EXERCISE:
Transcribe the material exactly. Images do not belong in the copy.

PROVIDED INFORMATION:
* Begin *

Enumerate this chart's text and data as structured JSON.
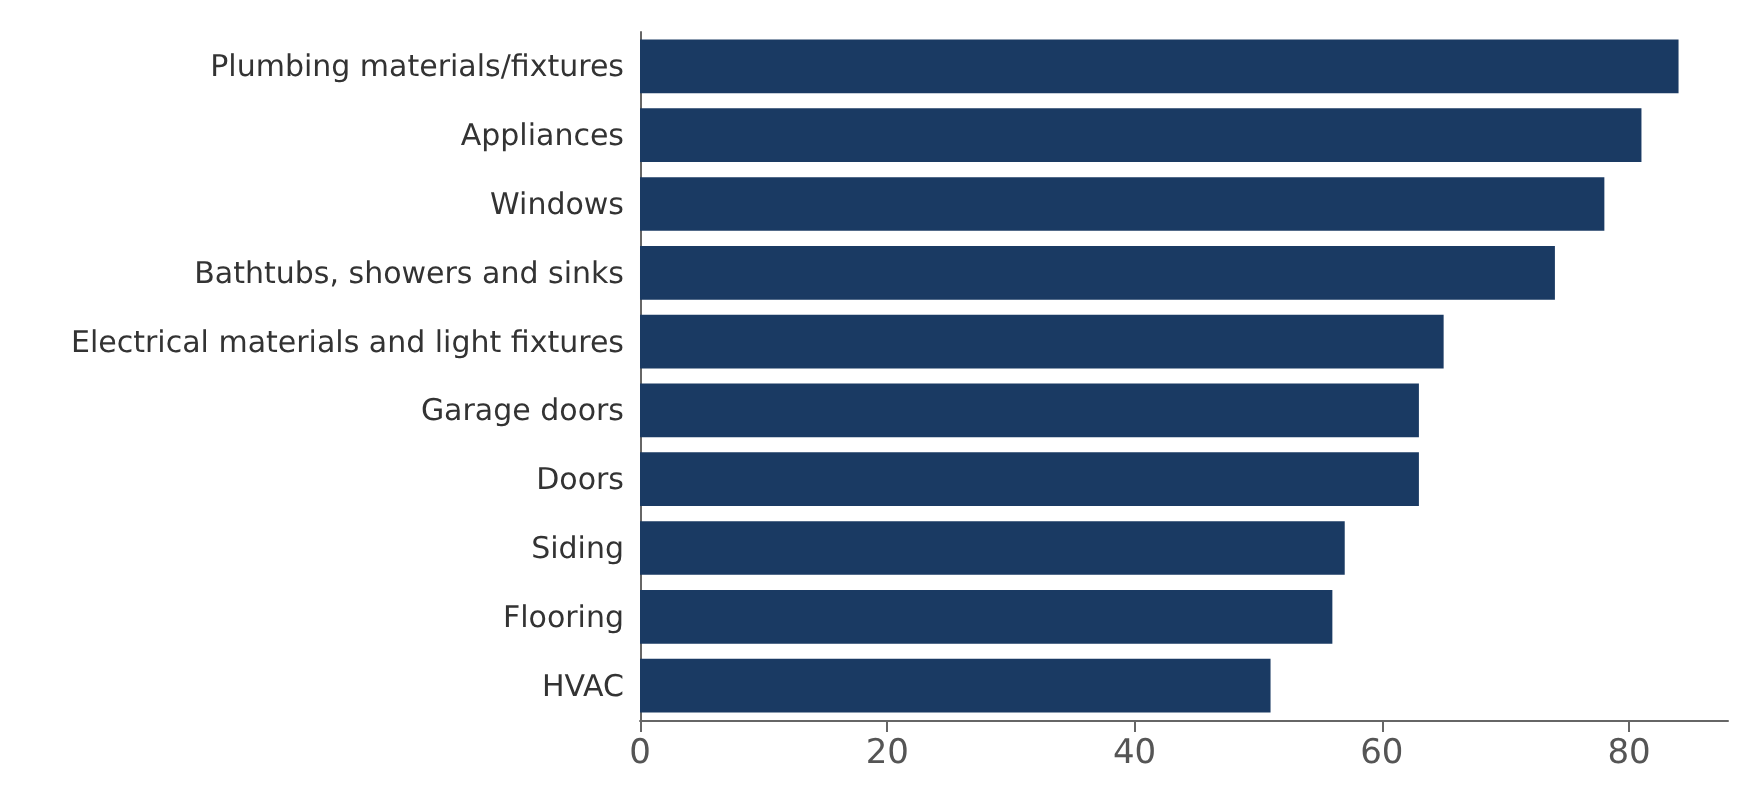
{
  "chart_data": {
    "type": "bar",
    "orientation": "horizontal",
    "categories": [
      "Plumbing materials/fixtures",
      "Appliances",
      "Windows",
      "Bathtubs, showers and sinks",
      "Electrical materials and light fixtures",
      "Garage doors",
      "Doors",
      "Siding",
      "Flooring",
      "HVAC"
    ],
    "values": [
      84,
      81,
      78,
      74,
      65,
      63,
      63,
      57,
      56,
      51
    ],
    "color": "#1a3a63",
    "xlim": [
      0,
      88
    ],
    "xticks": [
      0,
      20,
      40,
      60,
      80
    ],
    "grid": false
  }
}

* End *

SOLUTION FOR THIS PROBLEM:
Enumerate this chart's text and data as structured JSON.
{
  "chart_data": {
    "type": "bar",
    "orientation": "horizontal",
    "categories": [
      "Plumbing materials/fixtures",
      "Appliances",
      "Windows",
      "Bathtubs, showers and sinks",
      "Electrical materials and light fixtures",
      "Garage doors",
      "Doors",
      "Siding",
      "Flooring",
      "HVAC"
    ],
    "values": [
      84,
      81,
      78,
      74,
      65,
      63,
      63,
      57,
      56,
      51
    ],
    "color": "#1a3a63",
    "xlim": [
      0,
      88
    ],
    "xticks": [
      0,
      20,
      40,
      60,
      80
    ],
    "grid": false
  }
}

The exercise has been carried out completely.